ENTRIES –

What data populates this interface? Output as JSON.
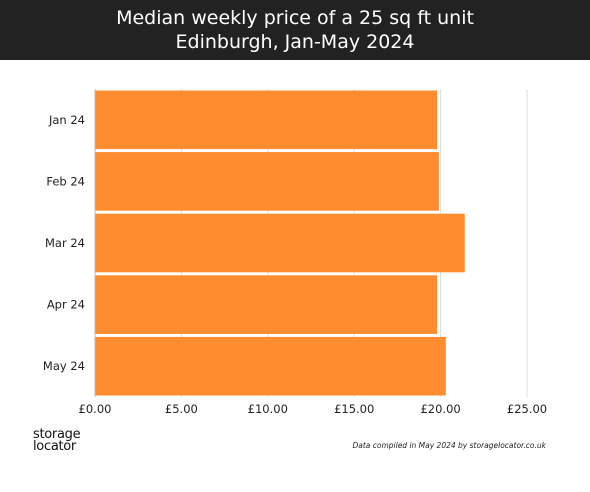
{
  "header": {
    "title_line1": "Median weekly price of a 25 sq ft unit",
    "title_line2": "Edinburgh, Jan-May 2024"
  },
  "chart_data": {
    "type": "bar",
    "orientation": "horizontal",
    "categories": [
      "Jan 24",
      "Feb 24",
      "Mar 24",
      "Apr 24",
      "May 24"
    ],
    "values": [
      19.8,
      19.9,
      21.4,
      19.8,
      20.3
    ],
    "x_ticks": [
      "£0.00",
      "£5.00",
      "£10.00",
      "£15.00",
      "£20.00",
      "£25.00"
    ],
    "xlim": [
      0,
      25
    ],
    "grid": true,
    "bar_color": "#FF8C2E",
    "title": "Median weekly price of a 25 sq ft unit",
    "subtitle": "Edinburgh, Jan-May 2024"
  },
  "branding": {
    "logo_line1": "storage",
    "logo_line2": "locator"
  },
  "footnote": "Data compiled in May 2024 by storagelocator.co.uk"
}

YOUR TASK – Report the number of lines in the listing where the string "price" appears, and nothing besides.

RESULT OF THIS TASK – 2